**Task goal**: From the records below, pull each line that has "JSON".

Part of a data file
========================================
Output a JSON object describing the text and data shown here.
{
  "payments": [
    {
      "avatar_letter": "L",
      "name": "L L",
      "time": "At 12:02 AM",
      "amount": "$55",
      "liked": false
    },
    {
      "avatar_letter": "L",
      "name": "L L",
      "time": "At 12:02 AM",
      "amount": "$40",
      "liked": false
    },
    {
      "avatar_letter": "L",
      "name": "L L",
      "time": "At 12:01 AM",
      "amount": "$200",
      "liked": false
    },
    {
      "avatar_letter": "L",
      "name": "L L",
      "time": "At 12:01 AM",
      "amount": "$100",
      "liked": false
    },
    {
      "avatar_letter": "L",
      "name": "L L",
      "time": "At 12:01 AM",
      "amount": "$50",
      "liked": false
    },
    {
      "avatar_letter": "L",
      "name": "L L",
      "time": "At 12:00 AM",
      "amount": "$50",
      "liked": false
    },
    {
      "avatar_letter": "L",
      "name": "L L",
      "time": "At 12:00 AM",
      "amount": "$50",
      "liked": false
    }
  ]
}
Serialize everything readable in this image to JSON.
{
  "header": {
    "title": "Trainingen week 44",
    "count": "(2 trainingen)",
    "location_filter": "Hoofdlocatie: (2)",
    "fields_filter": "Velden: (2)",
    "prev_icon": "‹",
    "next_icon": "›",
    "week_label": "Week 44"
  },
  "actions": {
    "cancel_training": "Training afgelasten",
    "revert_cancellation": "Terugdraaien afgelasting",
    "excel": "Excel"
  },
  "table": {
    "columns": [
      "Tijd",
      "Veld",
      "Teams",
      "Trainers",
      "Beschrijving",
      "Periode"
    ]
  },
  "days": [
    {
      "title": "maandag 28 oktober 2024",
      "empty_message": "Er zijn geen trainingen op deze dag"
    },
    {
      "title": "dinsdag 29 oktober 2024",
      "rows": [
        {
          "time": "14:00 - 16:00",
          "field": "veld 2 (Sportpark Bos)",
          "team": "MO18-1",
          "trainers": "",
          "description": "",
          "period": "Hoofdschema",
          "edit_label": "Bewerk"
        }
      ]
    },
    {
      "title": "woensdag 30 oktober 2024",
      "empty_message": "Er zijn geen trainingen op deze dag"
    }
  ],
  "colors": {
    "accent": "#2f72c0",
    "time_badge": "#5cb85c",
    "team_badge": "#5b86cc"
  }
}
========================================
**Answer in full**:
Output a JSON object describing the text and data shown here.
Serialize everything readable in this image to JSON.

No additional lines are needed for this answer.